→ **WRITTEN PROBLEM**
Find every line below that contains the word "искусство" and copy it out.

········

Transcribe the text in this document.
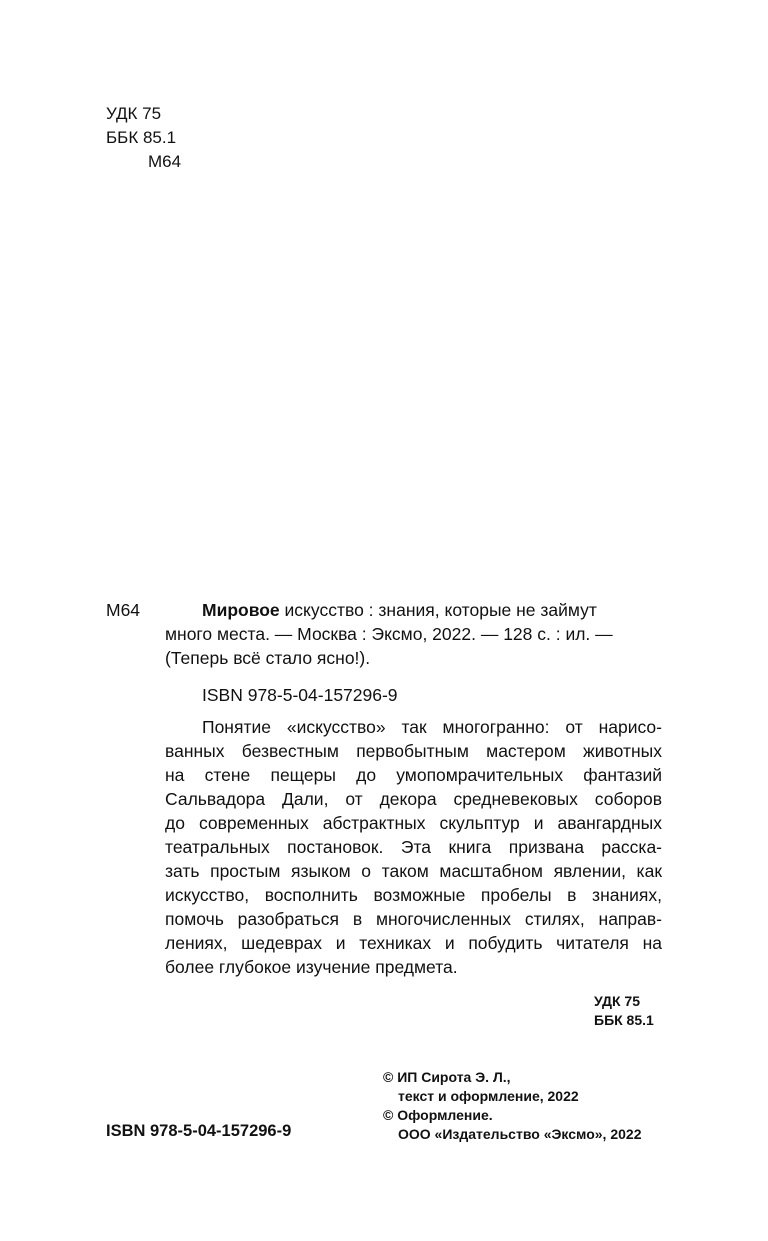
УДК 75
ББК 85.1
М64
М64	Мировое искусство : знания, которые не займут
много места. — Москва : Эксмо, 2022. — 128 с. : ил. —
(Теперь всё стало ясно!).
ISBN 978-5-04-157296-9
Понятие «искусство» так многогранно: от нарисо-
ванных безвестным первобытным мастером животных
на стене пещеры до умопомрачительных фантазий
Сальвадора Дали, от декора средневековых соборов
до современных абстрактных скульптур и авангардных
театральных постановок. Эта книга призвана расска-
зать простым языком о таком масштабном явлении, как
искусство, восполнить возможные пробелы в знаниях,
помочь разобраться в многочисленных стилях, направ-
лениях, шедеврах и техниках и побудить читателя на
более глубокое изучение предмета.
УДК 75
ББК 85.1
© ИП Сирота Э. Л.,
текст и оформление, 2022
© Оформление.
ООО «Издательство «Эксмо», 2022
ISBN 978-5-04-157296-9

········

→ **EXERCISE SOLUTION**
М64	Мировое искусство : знания, которые не займут
Понятие «искусство» так многогранно: от нарисо-
искусство, восполнить возможные пробелы в знаниях,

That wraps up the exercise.